**Set task:** Your task is to repeat the listing exactly.

======

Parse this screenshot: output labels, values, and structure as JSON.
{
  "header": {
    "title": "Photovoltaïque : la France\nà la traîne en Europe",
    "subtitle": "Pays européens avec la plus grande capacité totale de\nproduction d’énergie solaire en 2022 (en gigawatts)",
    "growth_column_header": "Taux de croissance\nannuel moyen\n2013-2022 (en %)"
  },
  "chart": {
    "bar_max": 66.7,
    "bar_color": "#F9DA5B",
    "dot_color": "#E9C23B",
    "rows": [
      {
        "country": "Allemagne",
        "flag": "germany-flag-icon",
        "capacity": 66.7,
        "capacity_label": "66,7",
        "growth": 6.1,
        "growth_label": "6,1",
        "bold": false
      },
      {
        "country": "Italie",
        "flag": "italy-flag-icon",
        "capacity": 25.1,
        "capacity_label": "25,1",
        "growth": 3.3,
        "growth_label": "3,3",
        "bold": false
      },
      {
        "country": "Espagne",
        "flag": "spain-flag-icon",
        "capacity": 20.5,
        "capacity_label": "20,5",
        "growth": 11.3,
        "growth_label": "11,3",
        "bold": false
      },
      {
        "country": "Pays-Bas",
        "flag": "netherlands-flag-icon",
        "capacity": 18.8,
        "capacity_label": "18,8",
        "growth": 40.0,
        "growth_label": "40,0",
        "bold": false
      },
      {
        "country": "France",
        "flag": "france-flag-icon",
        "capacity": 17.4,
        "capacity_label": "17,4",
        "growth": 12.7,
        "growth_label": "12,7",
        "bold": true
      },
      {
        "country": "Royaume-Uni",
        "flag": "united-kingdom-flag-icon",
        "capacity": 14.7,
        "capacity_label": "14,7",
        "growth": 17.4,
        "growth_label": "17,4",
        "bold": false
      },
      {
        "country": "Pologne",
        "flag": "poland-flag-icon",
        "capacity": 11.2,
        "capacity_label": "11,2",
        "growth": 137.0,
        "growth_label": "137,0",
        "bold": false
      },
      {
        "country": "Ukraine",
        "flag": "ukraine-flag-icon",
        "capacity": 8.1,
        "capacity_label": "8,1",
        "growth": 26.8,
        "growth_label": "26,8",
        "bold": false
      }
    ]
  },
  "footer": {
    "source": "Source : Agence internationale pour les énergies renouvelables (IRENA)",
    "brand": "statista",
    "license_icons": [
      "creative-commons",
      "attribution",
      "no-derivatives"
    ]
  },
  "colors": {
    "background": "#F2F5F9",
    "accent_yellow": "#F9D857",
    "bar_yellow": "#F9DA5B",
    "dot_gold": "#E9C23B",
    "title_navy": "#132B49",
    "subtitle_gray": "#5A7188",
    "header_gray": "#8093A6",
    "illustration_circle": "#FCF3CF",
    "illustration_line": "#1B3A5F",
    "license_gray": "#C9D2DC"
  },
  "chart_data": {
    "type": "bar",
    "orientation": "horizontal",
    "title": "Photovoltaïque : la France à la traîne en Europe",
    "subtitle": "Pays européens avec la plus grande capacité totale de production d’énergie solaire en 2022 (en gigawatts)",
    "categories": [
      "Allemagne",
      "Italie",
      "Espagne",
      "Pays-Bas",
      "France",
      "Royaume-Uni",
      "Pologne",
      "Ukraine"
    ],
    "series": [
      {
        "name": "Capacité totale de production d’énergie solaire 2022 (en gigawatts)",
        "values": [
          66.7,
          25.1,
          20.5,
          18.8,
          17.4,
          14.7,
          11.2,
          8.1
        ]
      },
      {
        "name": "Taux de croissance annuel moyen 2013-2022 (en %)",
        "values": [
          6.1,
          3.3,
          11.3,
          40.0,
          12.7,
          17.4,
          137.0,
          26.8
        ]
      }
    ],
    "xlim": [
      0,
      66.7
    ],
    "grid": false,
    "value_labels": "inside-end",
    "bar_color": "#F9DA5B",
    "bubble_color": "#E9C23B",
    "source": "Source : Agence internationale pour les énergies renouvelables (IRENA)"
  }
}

======

**Solution to the problem:**
Parse this screenshot: output labels, values, and structure as JSON.
{
  "header": {
    "title": "Photovoltaïque : la France\nà la traîne en Europe",
    "subtitle": "Pays européens avec la plus grande capacité totale de\nproduction d’énergie solaire en 2022 (en gigawatts)",
    "growth_column_header": "Taux de croissance\nannuel moyen\n2013-2022 (en %)"
  },
  "chart": {
    "bar_max": 66.7,
    "bar_color": "#F9DA5B",
    "dot_color": "#E9C23B",
    "rows": [
      {
        "country": "Allemagne",
        "flag": "germany-flag-icon",
        "capacity": 66.7,
        "capacity_label": "66,7",
        "growth": 6.1,
        "growth_label": "6,1",
        "bold": false
      },
      {
        "country": "Italie",
        "flag": "italy-flag-icon",
        "capacity": 25.1,
        "capacity_label": "25,1",
        "growth": 3.3,
        "growth_label": "3,3",
        "bold": false
      },
      {
        "country": "Espagne",
        "flag": "spain-flag-icon",
        "capacity": 20.5,
        "capacity_label": "20,5",
        "growth": 11.3,
        "growth_label": "11,3",
        "bold": false
      },
      {
        "country": "Pays-Bas",
        "flag": "netherlands-flag-icon",
        "capacity": 18.8,
        "capacity_label": "18,8",
        "growth": 40.0,
        "growth_label": "40,0",
        "bold": false
      },
      {
        "country": "France",
        "flag": "france-flag-icon",
        "capacity": 17.4,
        "capacity_label": "17,4",
        "growth": 12.7,
        "growth_label": "12,7",
        "bold": true
      },
      {
        "country": "Royaume-Uni",
        "flag": "united-kingdom-flag-icon",
        "capacity": 14.7,
        "capacity_label": "14,7",
        "growth": 17.4,
        "growth_label": "17,4",
        "bold": false
      },
      {
        "country": "Pologne",
        "flag": "poland-flag-icon",
        "capacity": 11.2,
        "capacity_label": "11,2",
        "growth": 137.0,
        "growth_label": "137,0",
        "bold": false
      },
      {
        "country": "Ukraine",
        "flag": "ukraine-flag-icon",
        "capacity": 8.1,
        "capacity_label": "8,1",
        "growth": 26.8,
        "growth_label": "26,8",
        "bold": false
      }
    ]
  },
  "footer": {
    "source": "Source : Agence internationale pour les énergies renouvelables (IRENA)",
    "brand": "statista",
    "license_icons": [
      "creative-commons",
      "attribution",
      "no-derivatives"
    ]
  },
  "colors": {
    "background": "#F2F5F9",
    "accent_yellow": "#F9D857",
    "bar_yellow": "#F9DA5B",
    "dot_gold": "#E9C23B",
    "title_navy": "#132B49",
    "subtitle_gray": "#5A7188",
    "header_gray": "#8093A6",
    "illustration_circle": "#FCF3CF",
    "illustration_line": "#1B3A5F",
    "license_gray": "#C9D2DC"
  },
  "chart_data": {
    "type": "bar",
    "orientation": "horizontal",
    "title": "Photovoltaïque : la France à la traîne en Europe",
    "subtitle": "Pays européens avec la plus grande capacité totale de production d’énergie solaire en 2022 (en gigawatts)",
    "categories": [
      "Allemagne",
      "Italie",
      "Espagne",
      "Pays-Bas",
      "France",
      "Royaume-Uni",
      "Pologne",
      "Ukraine"
    ],
    "series": [
      {
        "name": "Capacité totale de production d’énergie solaire 2022 (en gigawatts)",
        "values": [
          66.7,
          25.1,
          20.5,
          18.8,
          17.4,
          14.7,
          11.2,
          8.1
        ]
      },
      {
        "name": "Taux de croissance annuel moyen 2013-2022 (en %)",
        "values": [
          6.1,
          3.3,
          11.3,
          40.0,
          12.7,
          17.4,
          137.0,
          26.8
        ]
      }
    ],
    "xlim": [
      0,
      66.7
    ],
    "grid": false,
    "value_labels": "inside-end",
    "bar_color": "#F9DA5B",
    "bubble_color": "#E9C23B",
    "source": "Source : Agence internationale pour les énergies renouvelables (IRENA)"
  }
}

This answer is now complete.